YOUR INSTRUCTIONS: Skip every picture, and output exactly the lines starting at the one with "Decode this chart: output" and running through the last line of the material below.
┌─ DATASET CONTENT
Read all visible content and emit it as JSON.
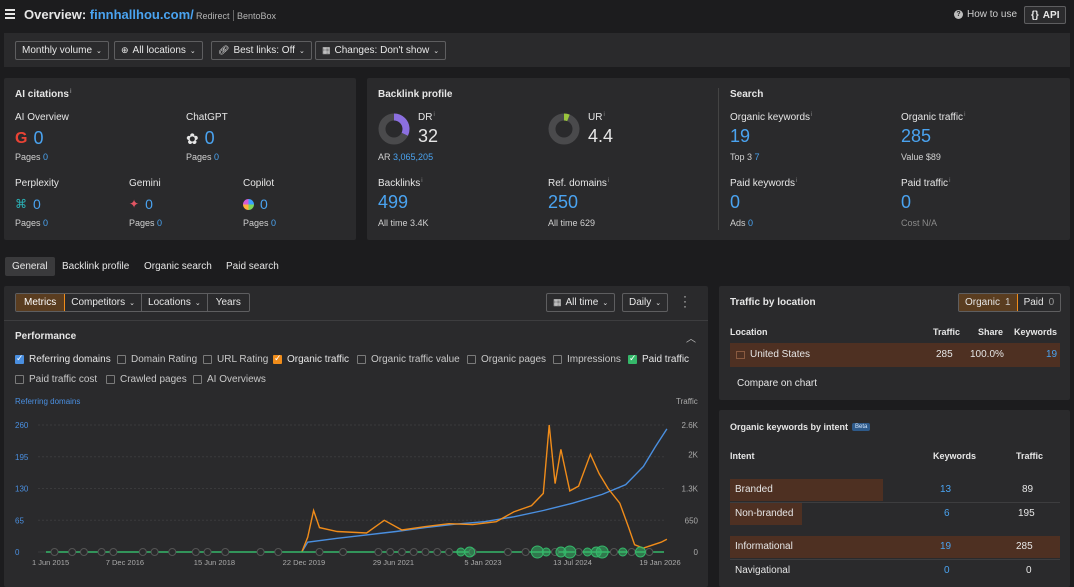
{
  "header": {
    "title_prefix": "Overview:",
    "domain": "finnhallhou.com/",
    "redirect": "Redirect",
    "bentobox": "BentoBox",
    "how_to_use": "How to use",
    "api": "API"
  },
  "toolbar": {
    "monthly_volume": "Monthly volume",
    "all_locations": "All locations",
    "best_links": "Best links: Off",
    "changes": "Changes: Don't show"
  },
  "ai_citations": {
    "title": "AI citations",
    "items": [
      {
        "name": "AI Overview",
        "value": "0",
        "pages_label": "Pages",
        "pages": "0"
      },
      {
        "name": "ChatGPT",
        "value": "0",
        "pages_label": "Pages",
        "pages": "0"
      },
      {
        "name": "Perplexity",
        "value": "0",
        "pages_label": "Pages",
        "pages": "0"
      },
      {
        "name": "Gemini",
        "value": "0",
        "pages_label": "Pages",
        "pages": "0"
      },
      {
        "name": "Copilot",
        "value": "0",
        "pages_label": "Pages",
        "pages": "0"
      }
    ]
  },
  "backlink_profile": {
    "title": "Backlink profile",
    "dr_label": "DR",
    "dr_value": "32",
    "dr_fill": 0.32,
    "ar_label": "AR",
    "ar_value": "3,065,205",
    "ur_label": "UR",
    "ur_value": "4.4",
    "ur_fill": 0.044,
    "backlinks_label": "Backlinks",
    "backlinks_value": "499",
    "backlinks_alltime_label": "All time",
    "backlinks_alltime": "3.4K",
    "refdomains_label": "Ref. domains",
    "refdomains_value": "250",
    "refdomains_alltime_label": "All time",
    "refdomains_alltime": "629"
  },
  "search": {
    "title": "Search",
    "organic_keywords_label": "Organic keywords",
    "organic_keywords_value": "19",
    "top3_label": "Top 3",
    "top3_value": "7",
    "organic_traffic_label": "Organic traffic",
    "organic_traffic_value": "285",
    "value_label": "Value",
    "value_value": "$89",
    "paid_keywords_label": "Paid keywords",
    "paid_keywords_value": "0",
    "ads_label": "Ads",
    "ads_value": "0",
    "paid_traffic_label": "Paid traffic",
    "paid_traffic_value": "0",
    "cost_label": "Cost",
    "cost_value": "N/A"
  },
  "tabs": [
    "General",
    "Backlink profile",
    "Organic search",
    "Paid search"
  ],
  "chart_controls": {
    "metrics": "Metrics",
    "competitors": "Competitors",
    "locations": "Locations",
    "years": "Years",
    "all_time": "All time",
    "daily": "Daily"
  },
  "performance": {
    "title": "Performance",
    "checkboxes": [
      {
        "label": "Referring domains",
        "checked": true,
        "color": "#4a8fe0"
      },
      {
        "label": "Domain Rating",
        "checked": false
      },
      {
        "label": "URL Rating",
        "checked": false
      },
      {
        "label": "Organic traffic",
        "checked": true,
        "color": "#f08c1a"
      },
      {
        "label": "Organic traffic value",
        "checked": false
      },
      {
        "label": "Organic pages",
        "checked": false
      },
      {
        "label": "Impressions",
        "checked": false
      },
      {
        "label": "Paid traffic",
        "checked": true,
        "color": "#35b86a"
      },
      {
        "label": "Paid traffic cost",
        "checked": false
      },
      {
        "label": "Crawled pages",
        "checked": false
      },
      {
        "label": "AI Overviews",
        "checked": false
      }
    ]
  },
  "chart_data": {
    "type": "line",
    "left_axis_label": "Referring domains",
    "right_axis_label": "Traffic",
    "left_ticks": [
      "260",
      "195",
      "130",
      "65",
      "0"
    ],
    "right_ticks": [
      "2.6K",
      "2K",
      "1.3K",
      "650",
      "0"
    ],
    "x_ticks": [
      "1 Jun 2015",
      "7 Dec 2016",
      "15 Jun 2018",
      "22 Dec 2019",
      "29 Jun 2021",
      "5 Jan 2023",
      "13 Jul 2024",
      "19 Jan 2026"
    ],
    "left_range": [
      0,
      260
    ],
    "right_range": [
      0,
      2600
    ],
    "series": [
      {
        "name": "Referring domains",
        "color": "#4a8fe0",
        "axis": "left",
        "points": [
          [
            2019.9,
            0
          ],
          [
            2020.0,
            20
          ],
          [
            2020.5,
            28
          ],
          [
            2021.0,
            35
          ],
          [
            2021.5,
            42
          ],
          [
            2022.0,
            50
          ],
          [
            2022.5,
            57
          ],
          [
            2023.0,
            62
          ],
          [
            2023.5,
            72
          ],
          [
            2024.0,
            85
          ],
          [
            2024.5,
            100
          ],
          [
            2025.0,
            118
          ],
          [
            2025.4,
            138
          ],
          [
            2025.7,
            175
          ],
          [
            2025.9,
            215
          ],
          [
            2026.1,
            252
          ]
        ]
      },
      {
        "name": "Organic traffic",
        "color": "#f08c1a",
        "axis": "right",
        "points": [
          [
            2019.9,
            0
          ],
          [
            2020.0,
            300
          ],
          [
            2020.1,
            850
          ],
          [
            2020.2,
            500
          ],
          [
            2020.5,
            420
          ],
          [
            2021.0,
            390
          ],
          [
            2021.3,
            650
          ],
          [
            2021.6,
            450
          ],
          [
            2022.0,
            520
          ],
          [
            2022.4,
            580
          ],
          [
            2022.8,
            560
          ],
          [
            2023.2,
            620
          ],
          [
            2023.5,
            820
          ],
          [
            2023.8,
            950
          ],
          [
            2024.0,
            1200
          ],
          [
            2024.1,
            2600
          ],
          [
            2024.2,
            1400
          ],
          [
            2024.3,
            2100
          ],
          [
            2024.45,
            1250
          ],
          [
            2024.6,
            1350
          ],
          [
            2024.8,
            2000
          ],
          [
            2024.95,
            1600
          ],
          [
            2025.1,
            1300
          ],
          [
            2025.3,
            1000
          ],
          [
            2025.45,
            500
          ],
          [
            2025.55,
            150
          ],
          [
            2025.7,
            80
          ],
          [
            2026.0,
            200
          ],
          [
            2026.1,
            260
          ]
        ]
      }
    ],
    "annotation_row": {
      "color_gray": "#555",
      "color_green": "#35b86a"
    }
  },
  "traffic_by_location": {
    "title": "Traffic by location",
    "organic_tab": "Organic",
    "organic_count": "1",
    "paid_tab": "Paid",
    "paid_count": "0",
    "columns": [
      "Location",
      "Traffic",
      "Share",
      "Keywords"
    ],
    "rows": [
      {
        "location": "United States",
        "traffic": "285",
        "share": "100.0%",
        "keywords": "19"
      }
    ],
    "compare": "Compare on chart"
  },
  "keywords_by_intent": {
    "title": "Organic keywords by intent",
    "beta": "Beta",
    "columns": [
      "Intent",
      "Keywords",
      "Traffic"
    ],
    "rows": [
      {
        "intent": "Branded",
        "keywords": "13",
        "traffic": "89",
        "bar": 0.68
      },
      {
        "intent": "Non-branded",
        "keywords": "6",
        "traffic": "195",
        "bar": 0.32
      },
      {
        "intent": "Informational",
        "keywords": "19",
        "traffic": "285",
        "bar": 1.0
      },
      {
        "intent": "Navigational",
        "keywords": "0",
        "traffic": "0",
        "bar": 0
      }
    ]
  }
}
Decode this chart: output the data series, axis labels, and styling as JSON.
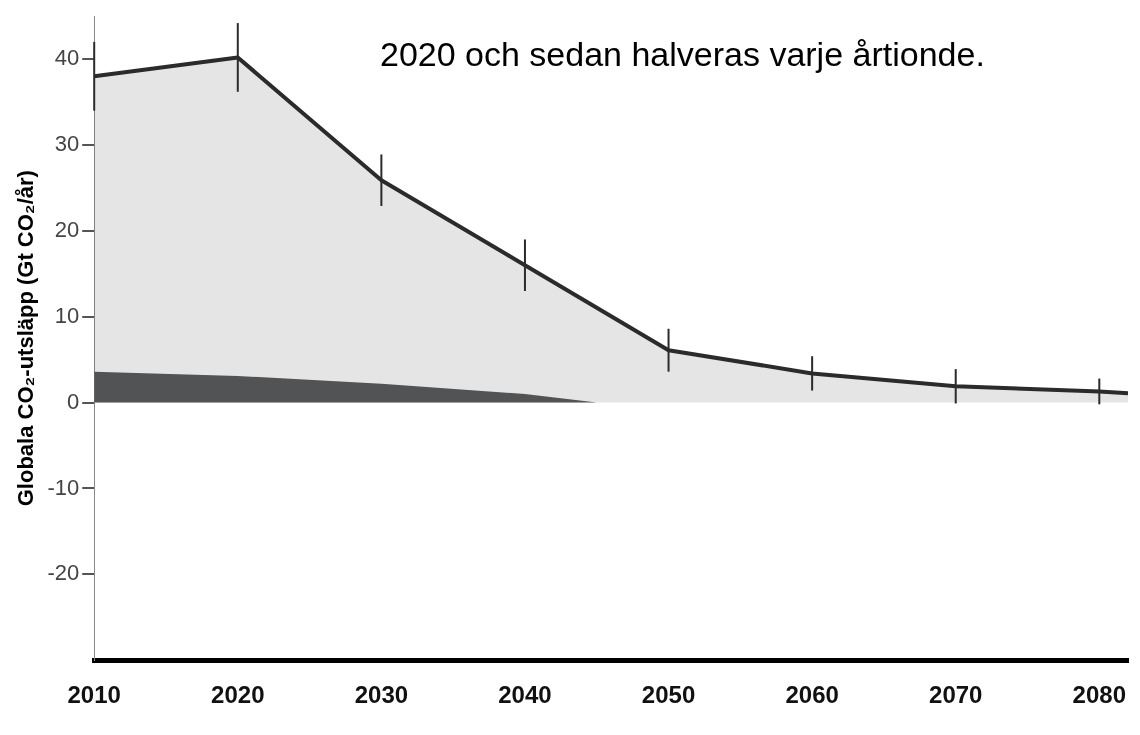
{
  "chart_data": {
    "type": "area",
    "ylabel": "Globala CO₂-utsläpp (Gt CO₂/år)",
    "annotations": [
      "2020 och sedan halveras varje årtionde."
    ],
    "xlim": [
      2010,
      2082
    ],
    "xticks": [
      2010,
      2020,
      2030,
      2040,
      2050,
      2060,
      2070,
      2080
    ],
    "ylim": [
      -30,
      45
    ],
    "yticks": [
      -20,
      -10,
      0,
      10,
      20,
      30,
      40
    ],
    "series": [
      {
        "type": "area",
        "color": "#2b2b2b",
        "x": [
          2010,
          2020,
          2030,
          2040,
          2050,
          2060,
          2070,
          2080,
          2082
        ],
        "values": [
          38,
          40.2,
          25.9,
          16,
          6.1,
          3.4,
          1.9,
          1.3,
          1.1
        ],
        "errors": [
          4,
          4,
          3,
          3,
          2.5,
          2,
          2,
          1.5,
          null
        ]
      },
      {
        "color": "#58595b",
        "x": [
          2010,
          2020,
          2030,
          2040,
          2045,
          2082
        ],
        "values": [
          3.6,
          3.1,
          2.2,
          1,
          0,
          0
        ]
      }
    ]
  }
}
└─
ANSWER BELOW:
Decode this chart: output the data series, axis labels, and styling as JSON.
{
  "chart_data": {
    "type": "area",
    "ylabel": "Globala CO₂-utsläpp (Gt CO₂/år)",
    "annotations": [
      "2020 och sedan halveras varje årtionde."
    ],
    "xlim": [
      2010,
      2082
    ],
    "xticks": [
      2010,
      2020,
      2030,
      2040,
      2050,
      2060,
      2070,
      2080
    ],
    "ylim": [
      -30,
      45
    ],
    "yticks": [
      -20,
      -10,
      0,
      10,
      20,
      30,
      40
    ],
    "series": [
      {
        "type": "area",
        "color": "#2b2b2b",
        "x": [
          2010,
          2020,
          2030,
          2040,
          2050,
          2060,
          2070,
          2080,
          2082
        ],
        "values": [
          38,
          40.2,
          25.9,
          16,
          6.1,
          3.4,
          1.9,
          1.3,
          1.1
        ],
        "errors": [
          4,
          4,
          3,
          3,
          2.5,
          2,
          2,
          1.5,
          null
        ]
      },
      {
        "color": "#58595b",
        "x": [
          2010,
          2020,
          2030,
          2040,
          2045,
          2082
        ],
        "values": [
          3.6,
          3.1,
          2.2,
          1,
          0,
          0
        ]
      }
    ]
  }
}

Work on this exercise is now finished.